→ **WHAT NEEDS TO BE DONE**:
Scan the records and identify every line in which the string "label" occurs, then return those lines.

→ **Data extracted from a collection**:
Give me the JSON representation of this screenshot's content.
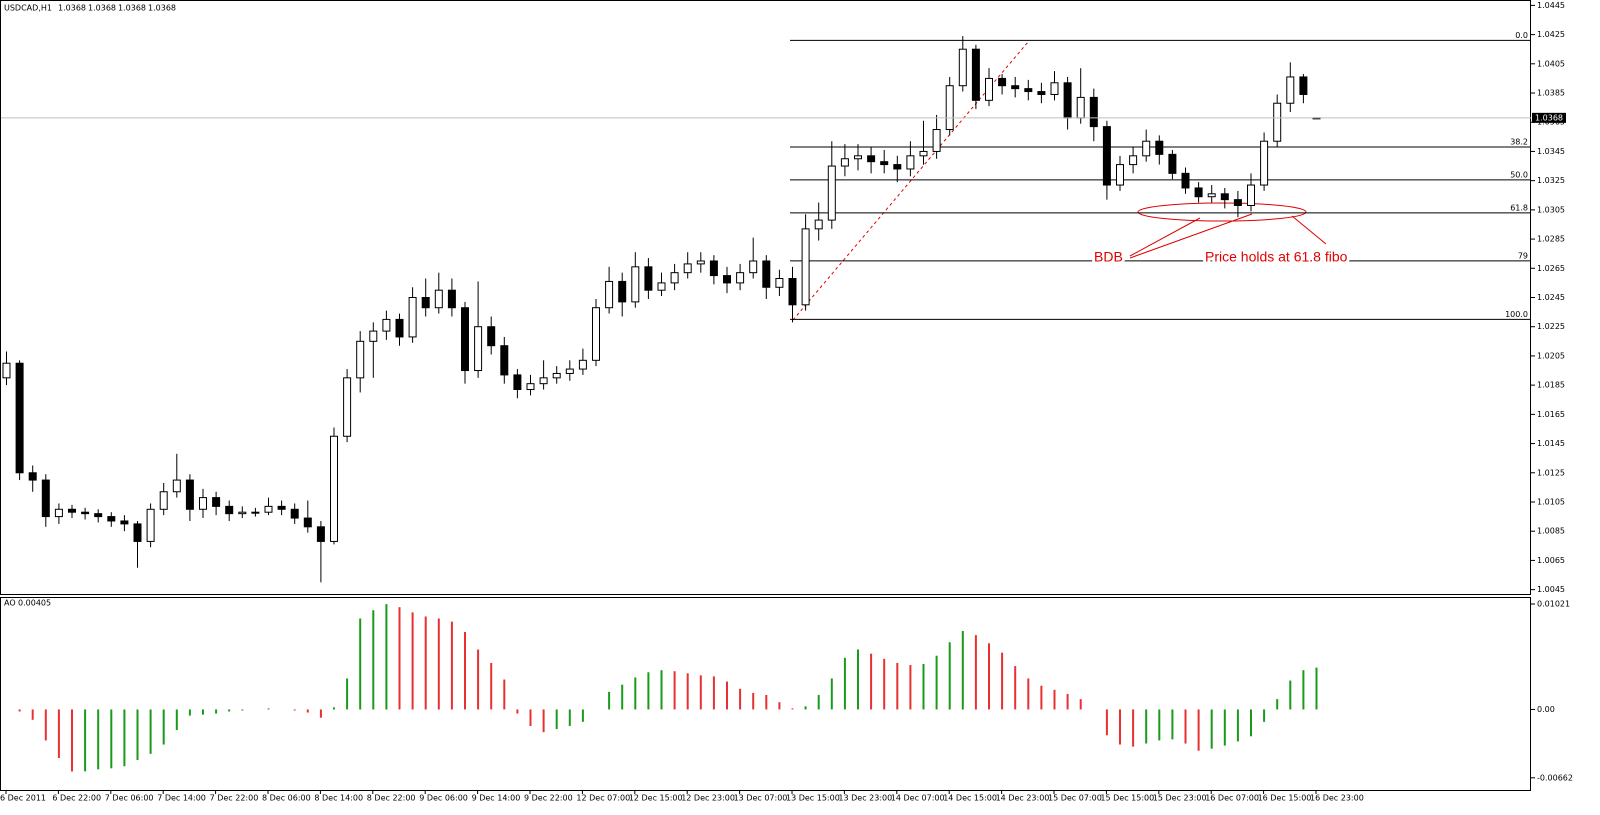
{
  "chart_data": [
    {
      "type": "candlestick",
      "title": "USDCAD,H1",
      "categories": [
        "6 Dec 2011",
        null,
        null,
        null,
        "6 Dec 22:00",
        null,
        null,
        null,
        "7 Dec 06:00",
        null,
        null,
        null,
        "7 Dec 14:00",
        null,
        null,
        null,
        "7 Dec 22:00",
        null,
        null,
        null,
        "8 Dec 06:00",
        null,
        null,
        null,
        "8 Dec 14:00",
        null,
        null,
        null,
        "8 Dec 22:00",
        null,
        null,
        null,
        "9 Dec 06:00",
        null,
        null,
        null,
        "9 Dec 14:00",
        null,
        null,
        null,
        "9 Dec 22:00",
        null,
        null,
        null,
        "12 Dec 07:00",
        null,
        null,
        null,
        "12 Dec 15:00",
        null,
        null,
        null,
        "12 Dec 23:00",
        null,
        null,
        null,
        "13 Dec 07:00",
        null,
        null,
        null,
        "13 Dec 15:00",
        null,
        null,
        null,
        "13 Dec 23:00",
        null,
        null,
        null,
        "14 Dec 07:00",
        null,
        null,
        null,
        "14 Dec 15:00",
        null,
        null,
        null,
        "14 Dec 23:00",
        null,
        null,
        null,
        "15 Dec 07:00",
        null,
        null,
        null,
        "15 Dec 15:00",
        null,
        null,
        null,
        "15 Dec 23:00",
        null,
        null,
        null,
        "16 Dec 07:00",
        null,
        null,
        null,
        "16 Dec 15:00",
        null,
        null,
        null,
        "16 Dec 23:00"
      ],
      "candles": [
        [
          1.019,
          1.0208,
          1.0185,
          1.02
        ],
        [
          1.02,
          1.0202,
          1.012,
          1.0125
        ],
        [
          1.0125,
          1.013,
          1.0112,
          1.012
        ],
        [
          1.012,
          1.0124,
          1.0088,
          1.0095
        ],
        [
          1.0095,
          1.0104,
          1.009,
          1.01
        ],
        [
          1.01,
          1.0103,
          1.0094,
          1.0098
        ],
        [
          1.0098,
          1.0101,
          1.0093,
          1.0097
        ],
        [
          1.0097,
          1.01,
          1.0091,
          1.0095
        ],
        [
          1.0095,
          1.0098,
          1.0088,
          1.0092
        ],
        [
          1.0092,
          1.0096,
          1.0085,
          1.009
        ],
        [
          1.009,
          1.0092,
          1.006,
          1.0078
        ],
        [
          1.0078,
          1.0104,
          1.0074,
          1.01
        ],
        [
          1.01,
          1.0118,
          1.0096,
          1.0112
        ],
        [
          1.0112,
          1.0138,
          1.0108,
          1.012
        ],
        [
          1.012,
          1.0124,
          1.0092,
          1.01
        ],
        [
          1.01,
          1.0114,
          1.0094,
          1.0108
        ],
        [
          1.0108,
          1.0112,
          1.0096,
          1.0102
        ],
        [
          1.0102,
          1.0106,
          1.0092,
          1.0097
        ],
        [
          1.0097,
          1.0102,
          1.0094,
          1.0098
        ],
        [
          1.0098,
          1.0101,
          1.0095,
          1.0098
        ],
        [
          1.0098,
          1.0108,
          1.0096,
          1.0102
        ],
        [
          1.0102,
          1.0106,
          1.0096,
          1.01
        ],
        [
          1.01,
          1.0104,
          1.009,
          1.0094
        ],
        [
          1.0094,
          1.0106,
          1.0084,
          1.0088
        ],
        [
          1.0088,
          1.0092,
          1.005,
          1.0078
        ],
        [
          1.0078,
          1.0156,
          1.0076,
          1.015
        ],
        [
          1.015,
          1.0196,
          1.0146,
          1.019
        ],
        [
          1.019,
          1.0222,
          1.018,
          1.0215
        ],
        [
          1.0215,
          1.0228,
          1.019,
          1.0222
        ],
        [
          1.0222,
          1.0236,
          1.0216,
          1.023
        ],
        [
          1.023,
          1.0234,
          1.0212,
          1.0218
        ],
        [
          1.0218,
          1.0252,
          1.0214,
          1.0245
        ],
        [
          1.0245,
          1.0258,
          1.0232,
          1.0238
        ],
        [
          1.0238,
          1.0262,
          1.0234,
          1.025
        ],
        [
          1.025,
          1.0258,
          1.0232,
          1.0238
        ],
        [
          1.0238,
          1.0242,
          1.0186,
          1.0195
        ],
        [
          1.0195,
          1.0256,
          1.019,
          1.0225
        ],
        [
          1.0225,
          1.0232,
          1.0206,
          1.0212
        ],
        [
          1.0212,
          1.0218,
          1.0186,
          1.0192
        ],
        [
          1.0192,
          1.0196,
          1.0176,
          1.0182
        ],
        [
          1.0182,
          1.0192,
          1.0178,
          1.0186
        ],
        [
          1.0186,
          1.0202,
          1.0182,
          1.019
        ],
        [
          1.019,
          1.0198,
          1.0186,
          1.0193
        ],
        [
          1.0193,
          1.0202,
          1.0188,
          1.0196
        ],
        [
          1.0196,
          1.021,
          1.0192,
          1.0202
        ],
        [
          1.0202,
          1.0244,
          1.0198,
          1.0238
        ],
        [
          1.0238,
          1.0266,
          1.0234,
          1.0256
        ],
        [
          1.0256,
          1.0262,
          1.0232,
          1.0242
        ],
        [
          1.0242,
          1.0276,
          1.0238,
          1.0266
        ],
        [
          1.0266,
          1.0272,
          1.0244,
          1.025
        ],
        [
          1.025,
          1.0262,
          1.0246,
          1.0255
        ],
        [
          1.0255,
          1.0268,
          1.025,
          1.0262
        ],
        [
          1.0262,
          1.0276,
          1.0258,
          1.0268
        ],
        [
          1.0268,
          1.0276,
          1.0262,
          1.027
        ],
        [
          1.027,
          1.0274,
          1.0254,
          1.026
        ],
        [
          1.026,
          1.0266,
          1.0248,
          1.0255
        ],
        [
          1.0255,
          1.0268,
          1.025,
          1.0262
        ],
        [
          1.0262,
          1.0286,
          1.0258,
          1.027
        ],
        [
          1.027,
          1.0274,
          1.0244,
          1.0252
        ],
        [
          1.0252,
          1.0264,
          1.0246,
          1.0258
        ],
        [
          1.0258,
          1.0266,
          1.0228,
          1.024
        ],
        [
          1.024,
          1.0302,
          1.0236,
          1.0292
        ],
        [
          1.0292,
          1.031,
          1.0284,
          1.0298
        ],
        [
          1.0298,
          1.0352,
          1.0292,
          1.0335
        ],
        [
          1.0335,
          1.035,
          1.0328,
          1.034
        ],
        [
          1.034,
          1.035,
          1.0332,
          1.0342
        ],
        [
          1.0342,
          1.0348,
          1.033,
          1.0338
        ],
        [
          1.0338,
          1.0346,
          1.033,
          1.0336
        ],
        [
          1.0336,
          1.0342,
          1.0324,
          1.0333
        ],
        [
          1.0333,
          1.0352,
          1.0328,
          1.0342
        ],
        [
          1.0342,
          1.0366,
          1.0336,
          1.0345
        ],
        [
          1.0345,
          1.037,
          1.034,
          1.036
        ],
        [
          1.036,
          1.0396,
          1.0356,
          1.039
        ],
        [
          1.039,
          1.0424,
          1.0386,
          1.0415
        ],
        [
          1.0415,
          1.0418,
          1.0374,
          1.038
        ],
        [
          1.038,
          1.0402,
          1.0376,
          1.0395
        ],
        [
          1.0395,
          1.0398,
          1.0384,
          1.039
        ],
        [
          1.039,
          1.0396,
          1.0382,
          1.0388
        ],
        [
          1.0388,
          1.0394,
          1.038,
          1.0386
        ],
        [
          1.0386,
          1.0392,
          1.0378,
          1.0384
        ],
        [
          1.0384,
          1.04,
          1.038,
          1.0392
        ],
        [
          1.0392,
          1.0396,
          1.036,
          1.0368
        ],
        [
          1.0368,
          1.0402,
          1.0364,
          1.0382
        ],
        [
          1.0382,
          1.0388,
          1.0352,
          1.0362
        ],
        [
          1.0362,
          1.0366,
          1.0312,
          1.0322
        ],
        [
          1.0322,
          1.0342,
          1.0318,
          1.0336
        ],
        [
          1.0336,
          1.0348,
          1.033,
          1.0342
        ],
        [
          1.0342,
          1.036,
          1.0338,
          1.0352
        ],
        [
          1.0352,
          1.0356,
          1.0336,
          1.0343
        ],
        [
          1.0343,
          1.0346,
          1.0326,
          1.033
        ],
        [
          1.033,
          1.0334,
          1.0316,
          1.032
        ],
        [
          1.032,
          1.0324,
          1.031,
          1.0314
        ],
        [
          1.0314,
          1.0322,
          1.031,
          1.0316
        ],
        [
          1.0316,
          1.032,
          1.0306,
          1.0312
        ],
        [
          1.0312,
          1.0318,
          1.03,
          1.0308
        ],
        [
          1.0308,
          1.033,
          1.0304,
          1.0322
        ],
        [
          1.0322,
          1.0358,
          1.0318,
          1.0352
        ],
        [
          1.0352,
          1.0384,
          1.0348,
          1.0378
        ],
        [
          1.0378,
          1.0406,
          1.0372,
          1.0396
        ],
        [
          1.0396,
          1.0398,
          1.0378,
          1.0384
        ],
        [
          1.0368,
          1.0368,
          1.0368,
          1.0368
        ]
      ],
      "ylim": [
        1.0042,
        1.0448
      ],
      "yticks": [
        1.0045,
        1.0065,
        1.0085,
        1.0105,
        1.0125,
        1.0145,
        1.0165,
        1.0185,
        1.0205,
        1.0225,
        1.0245,
        1.0265,
        1.0285,
        1.0305,
        1.0325,
        1.0345,
        1.0365,
        1.0385,
        1.0405,
        1.0425,
        1.0445
      ],
      "up_color": "#ffffff",
      "down_color": "#000000",
      "fibonacci": {
        "high": 1.0421,
        "low": 1.023,
        "color": "#000000",
        "levels": [
          {
            "value": 0,
            "label": "0.0"
          },
          38.2,
          {
            "value": 50,
            "label": "50.0"
          },
          61.8,
          79,
          {
            "value": 100,
            "label": "100.0"
          }
        ]
      },
      "annotations": [
        "BDB",
        "Price holds at 61.8 fibo"
      ]
    },
    {
      "type": "bar",
      "title": "AO",
      "values": [
        0.0,
        -0.0002,
        -0.001,
        -0.003,
        -0.0047,
        -0.006,
        -0.006,
        -0.0058,
        -0.0057,
        -0.0055,
        -0.0049,
        -0.0043,
        -0.0034,
        -0.002,
        -0.0006,
        -0.0005,
        -0.0004,
        -0.0002,
        -0.0001,
        0.0,
        0.0001,
        0.0,
        -0.0001,
        -0.0003,
        -0.0008,
        0.0002,
        0.003,
        0.0088,
        0.0096,
        0.0102,
        0.0099,
        0.0094,
        0.009,
        0.0088,
        0.0085,
        0.0075,
        0.0058,
        0.0045,
        0.0029,
        -0.0004,
        -0.0016,
        -0.0022,
        -0.0019,
        -0.0016,
        -0.0012,
        0.0,
        0.0017,
        0.0024,
        0.0031,
        0.0036,
        0.0038,
        0.0037,
        0.0035,
        0.0033,
        0.0032,
        0.0027,
        0.002,
        0.0016,
        0.0014,
        0.0007,
        0.0001,
        0.0003,
        0.0014,
        0.003,
        0.005,
        0.0058,
        0.0054,
        0.0049,
        0.0045,
        0.0043,
        0.0044,
        0.0052,
        0.0065,
        0.0076,
        0.0072,
        0.0064,
        0.0055,
        0.0042,
        0.003,
        0.0023,
        0.0019,
        0.0015,
        0.001,
        0.0,
        -0.0025,
        -0.0034,
        -0.0036,
        -0.0033,
        -0.003,
        -0.0029,
        -0.0033,
        -0.004,
        -0.0038,
        -0.0035,
        -0.0031,
        -0.0026,
        -0.0012,
        0.001,
        0.0028,
        0.0038,
        0.00405
      ],
      "ylim": [
        -0.0078,
        0.01079
      ],
      "yticks": [
        0.01021,
        {
          "value": 0,
          "label": "0.00"
        },
        -0.00662
      ],
      "up_color": "#1a9a1a",
      "down_color": "#e83030"
    }
  ]
}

→ **RESPONSE**:
            "label": "0.0"
            "label": "50.0"
            "label": "100.0"
          "label": "0.00"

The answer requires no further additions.